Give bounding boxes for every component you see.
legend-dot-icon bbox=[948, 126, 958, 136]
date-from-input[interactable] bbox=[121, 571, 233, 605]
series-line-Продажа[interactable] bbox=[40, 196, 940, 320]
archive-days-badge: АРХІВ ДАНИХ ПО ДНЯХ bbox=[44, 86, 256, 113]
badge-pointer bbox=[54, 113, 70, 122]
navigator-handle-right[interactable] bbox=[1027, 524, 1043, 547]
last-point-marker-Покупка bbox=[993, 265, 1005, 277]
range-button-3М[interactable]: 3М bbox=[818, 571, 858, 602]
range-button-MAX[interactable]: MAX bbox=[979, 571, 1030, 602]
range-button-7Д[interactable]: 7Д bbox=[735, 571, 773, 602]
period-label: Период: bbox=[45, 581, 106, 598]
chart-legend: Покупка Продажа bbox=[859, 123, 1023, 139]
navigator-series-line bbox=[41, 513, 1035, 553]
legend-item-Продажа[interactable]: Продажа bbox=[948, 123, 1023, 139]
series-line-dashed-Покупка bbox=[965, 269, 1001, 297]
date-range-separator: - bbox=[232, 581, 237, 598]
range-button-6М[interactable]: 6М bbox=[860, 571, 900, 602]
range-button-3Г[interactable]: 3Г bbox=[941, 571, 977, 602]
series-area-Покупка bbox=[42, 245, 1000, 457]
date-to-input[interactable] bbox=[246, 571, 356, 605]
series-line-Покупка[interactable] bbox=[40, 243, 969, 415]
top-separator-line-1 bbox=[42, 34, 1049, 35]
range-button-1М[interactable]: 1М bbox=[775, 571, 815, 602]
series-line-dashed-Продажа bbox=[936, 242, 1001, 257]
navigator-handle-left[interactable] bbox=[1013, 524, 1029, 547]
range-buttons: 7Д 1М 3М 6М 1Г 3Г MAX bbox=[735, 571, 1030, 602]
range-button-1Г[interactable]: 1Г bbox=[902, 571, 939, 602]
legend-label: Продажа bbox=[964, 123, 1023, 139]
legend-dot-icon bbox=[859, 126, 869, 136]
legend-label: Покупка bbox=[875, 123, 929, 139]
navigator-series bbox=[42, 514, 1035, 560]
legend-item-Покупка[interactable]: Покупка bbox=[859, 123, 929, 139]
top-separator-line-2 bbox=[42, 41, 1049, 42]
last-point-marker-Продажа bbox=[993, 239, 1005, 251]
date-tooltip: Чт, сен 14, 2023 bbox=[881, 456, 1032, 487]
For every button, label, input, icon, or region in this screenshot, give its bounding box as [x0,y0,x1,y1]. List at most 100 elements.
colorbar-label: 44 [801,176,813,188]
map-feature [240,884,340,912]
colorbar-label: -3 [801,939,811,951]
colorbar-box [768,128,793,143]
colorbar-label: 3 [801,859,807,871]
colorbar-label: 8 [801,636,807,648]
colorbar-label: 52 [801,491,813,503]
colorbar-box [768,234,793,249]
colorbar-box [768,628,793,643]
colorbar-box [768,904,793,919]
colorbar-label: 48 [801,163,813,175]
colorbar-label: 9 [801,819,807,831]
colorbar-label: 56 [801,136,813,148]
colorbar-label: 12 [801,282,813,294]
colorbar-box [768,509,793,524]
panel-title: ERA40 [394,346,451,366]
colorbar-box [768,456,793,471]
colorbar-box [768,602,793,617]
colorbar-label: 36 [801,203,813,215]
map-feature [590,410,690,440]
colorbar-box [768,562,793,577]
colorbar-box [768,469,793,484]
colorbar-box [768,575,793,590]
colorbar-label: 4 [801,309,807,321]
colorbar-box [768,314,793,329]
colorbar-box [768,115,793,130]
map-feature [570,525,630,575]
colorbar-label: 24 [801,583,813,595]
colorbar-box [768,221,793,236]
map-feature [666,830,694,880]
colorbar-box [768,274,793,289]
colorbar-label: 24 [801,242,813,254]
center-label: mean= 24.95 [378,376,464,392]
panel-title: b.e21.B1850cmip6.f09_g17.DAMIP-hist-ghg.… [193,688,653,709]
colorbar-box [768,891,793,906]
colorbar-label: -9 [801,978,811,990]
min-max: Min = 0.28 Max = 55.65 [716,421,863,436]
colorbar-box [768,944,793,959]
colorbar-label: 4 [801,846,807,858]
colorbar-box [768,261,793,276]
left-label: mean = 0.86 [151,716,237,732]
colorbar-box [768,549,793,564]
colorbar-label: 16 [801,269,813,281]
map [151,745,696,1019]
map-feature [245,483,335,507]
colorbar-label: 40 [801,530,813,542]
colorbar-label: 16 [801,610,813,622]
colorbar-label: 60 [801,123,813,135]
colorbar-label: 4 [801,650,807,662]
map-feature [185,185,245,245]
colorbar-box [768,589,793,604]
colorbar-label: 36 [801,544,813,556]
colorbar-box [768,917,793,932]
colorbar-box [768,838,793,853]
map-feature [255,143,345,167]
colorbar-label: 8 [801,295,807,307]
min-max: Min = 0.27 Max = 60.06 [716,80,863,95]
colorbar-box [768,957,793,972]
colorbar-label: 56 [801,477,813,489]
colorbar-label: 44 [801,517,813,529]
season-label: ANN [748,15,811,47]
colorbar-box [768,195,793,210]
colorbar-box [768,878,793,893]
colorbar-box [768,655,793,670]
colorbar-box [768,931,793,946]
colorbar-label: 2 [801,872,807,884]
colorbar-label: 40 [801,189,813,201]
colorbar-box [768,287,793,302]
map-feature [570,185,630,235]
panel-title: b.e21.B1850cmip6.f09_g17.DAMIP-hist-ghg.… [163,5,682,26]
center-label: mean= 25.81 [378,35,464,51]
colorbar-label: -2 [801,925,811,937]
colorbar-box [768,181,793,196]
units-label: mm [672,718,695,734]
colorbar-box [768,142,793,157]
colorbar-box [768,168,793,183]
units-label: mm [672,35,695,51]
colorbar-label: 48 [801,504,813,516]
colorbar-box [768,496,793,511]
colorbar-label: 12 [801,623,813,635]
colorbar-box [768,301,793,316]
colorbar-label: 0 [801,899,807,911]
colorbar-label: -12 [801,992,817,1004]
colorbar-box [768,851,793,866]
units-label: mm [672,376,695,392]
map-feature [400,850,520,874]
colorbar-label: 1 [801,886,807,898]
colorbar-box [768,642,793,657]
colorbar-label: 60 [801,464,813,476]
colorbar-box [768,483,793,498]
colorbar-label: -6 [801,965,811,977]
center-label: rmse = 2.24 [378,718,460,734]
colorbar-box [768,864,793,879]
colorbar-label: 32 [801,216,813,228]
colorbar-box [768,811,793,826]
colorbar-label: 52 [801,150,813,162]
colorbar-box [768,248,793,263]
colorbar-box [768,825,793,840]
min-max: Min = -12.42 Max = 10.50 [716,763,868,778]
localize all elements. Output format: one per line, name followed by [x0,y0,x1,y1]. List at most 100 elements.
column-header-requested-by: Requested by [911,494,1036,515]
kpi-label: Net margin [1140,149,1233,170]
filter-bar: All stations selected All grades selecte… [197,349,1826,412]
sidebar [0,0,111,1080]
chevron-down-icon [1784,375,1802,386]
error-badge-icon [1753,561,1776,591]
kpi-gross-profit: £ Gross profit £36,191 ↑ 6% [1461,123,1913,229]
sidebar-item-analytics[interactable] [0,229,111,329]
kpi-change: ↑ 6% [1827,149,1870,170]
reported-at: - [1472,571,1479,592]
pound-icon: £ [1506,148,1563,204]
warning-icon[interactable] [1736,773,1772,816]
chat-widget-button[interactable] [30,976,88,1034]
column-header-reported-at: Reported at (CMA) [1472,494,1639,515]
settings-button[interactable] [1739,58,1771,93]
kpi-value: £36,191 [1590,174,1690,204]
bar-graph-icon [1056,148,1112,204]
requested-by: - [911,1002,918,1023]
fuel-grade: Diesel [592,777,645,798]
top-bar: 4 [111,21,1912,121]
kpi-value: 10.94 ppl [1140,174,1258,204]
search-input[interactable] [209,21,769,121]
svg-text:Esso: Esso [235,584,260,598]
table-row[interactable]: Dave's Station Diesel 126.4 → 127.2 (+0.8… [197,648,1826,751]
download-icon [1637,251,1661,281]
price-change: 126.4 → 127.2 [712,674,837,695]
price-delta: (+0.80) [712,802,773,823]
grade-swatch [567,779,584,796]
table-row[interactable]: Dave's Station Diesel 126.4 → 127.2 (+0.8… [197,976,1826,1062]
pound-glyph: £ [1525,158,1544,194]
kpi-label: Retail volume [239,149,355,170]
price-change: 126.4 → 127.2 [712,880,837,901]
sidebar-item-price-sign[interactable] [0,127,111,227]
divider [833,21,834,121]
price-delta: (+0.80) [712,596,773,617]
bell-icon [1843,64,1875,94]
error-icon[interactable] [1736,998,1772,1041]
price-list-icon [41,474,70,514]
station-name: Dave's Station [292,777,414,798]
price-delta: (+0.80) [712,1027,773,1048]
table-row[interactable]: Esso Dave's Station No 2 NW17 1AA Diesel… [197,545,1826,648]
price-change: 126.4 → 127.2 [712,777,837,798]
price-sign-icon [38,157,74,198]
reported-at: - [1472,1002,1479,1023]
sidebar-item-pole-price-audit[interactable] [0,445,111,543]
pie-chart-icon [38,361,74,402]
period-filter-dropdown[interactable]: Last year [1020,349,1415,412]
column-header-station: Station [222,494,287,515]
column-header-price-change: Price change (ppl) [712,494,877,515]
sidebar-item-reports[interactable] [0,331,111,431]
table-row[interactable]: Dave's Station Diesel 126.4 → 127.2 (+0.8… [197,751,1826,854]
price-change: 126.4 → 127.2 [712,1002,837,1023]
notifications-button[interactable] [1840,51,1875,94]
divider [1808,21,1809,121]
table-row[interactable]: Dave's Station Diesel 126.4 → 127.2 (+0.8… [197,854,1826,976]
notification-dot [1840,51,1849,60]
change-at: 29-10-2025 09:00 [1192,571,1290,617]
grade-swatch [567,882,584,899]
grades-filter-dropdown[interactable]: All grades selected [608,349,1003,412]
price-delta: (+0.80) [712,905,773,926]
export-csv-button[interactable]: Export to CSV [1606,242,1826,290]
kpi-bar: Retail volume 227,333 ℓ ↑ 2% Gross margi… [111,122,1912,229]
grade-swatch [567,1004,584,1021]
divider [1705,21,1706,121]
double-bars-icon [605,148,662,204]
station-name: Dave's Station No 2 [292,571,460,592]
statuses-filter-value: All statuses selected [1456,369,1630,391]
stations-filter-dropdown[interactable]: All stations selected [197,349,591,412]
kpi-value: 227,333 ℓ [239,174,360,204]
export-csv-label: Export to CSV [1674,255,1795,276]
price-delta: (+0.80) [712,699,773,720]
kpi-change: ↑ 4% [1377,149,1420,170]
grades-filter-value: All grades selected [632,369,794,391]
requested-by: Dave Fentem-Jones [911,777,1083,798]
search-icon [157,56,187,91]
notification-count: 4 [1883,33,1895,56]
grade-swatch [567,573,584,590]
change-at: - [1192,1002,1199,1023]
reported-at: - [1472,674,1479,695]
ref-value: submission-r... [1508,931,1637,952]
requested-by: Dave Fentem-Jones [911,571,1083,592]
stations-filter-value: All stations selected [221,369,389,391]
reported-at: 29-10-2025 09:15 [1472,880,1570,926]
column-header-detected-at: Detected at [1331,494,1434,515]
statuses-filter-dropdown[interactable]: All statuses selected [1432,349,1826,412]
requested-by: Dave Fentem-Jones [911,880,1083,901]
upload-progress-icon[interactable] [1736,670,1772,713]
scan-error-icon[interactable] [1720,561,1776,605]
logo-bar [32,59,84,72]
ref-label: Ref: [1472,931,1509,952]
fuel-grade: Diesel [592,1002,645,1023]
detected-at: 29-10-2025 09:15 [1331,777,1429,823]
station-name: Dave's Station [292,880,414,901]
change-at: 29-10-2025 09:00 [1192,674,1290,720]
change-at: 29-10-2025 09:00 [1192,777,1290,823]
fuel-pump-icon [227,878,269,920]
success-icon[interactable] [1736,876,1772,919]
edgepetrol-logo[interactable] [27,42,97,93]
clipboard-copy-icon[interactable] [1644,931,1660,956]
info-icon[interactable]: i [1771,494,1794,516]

Set task: Swap "component" for "element" in the entries from the start through the line containing "range-button-MAX[interactable]: MAX bbox=[979, 571, 1030, 602]", and give those lines again with nothing else changed.

Result of this task:
Give bounding boxes for every element you see.
legend-dot-icon bbox=[948, 126, 958, 136]
date-from-input[interactable] bbox=[121, 571, 233, 605]
series-line-Продажа[interactable] bbox=[40, 196, 940, 320]
archive-days-badge: АРХІВ ДАНИХ ПО ДНЯХ bbox=[44, 86, 256, 113]
badge-pointer bbox=[54, 113, 70, 122]
navigator-handle-right[interactable] bbox=[1027, 524, 1043, 547]
last-point-marker-Покупка bbox=[993, 265, 1005, 277]
range-button-3М[interactable]: 3М bbox=[818, 571, 858, 602]
range-button-MAX[interactable]: MAX bbox=[979, 571, 1030, 602]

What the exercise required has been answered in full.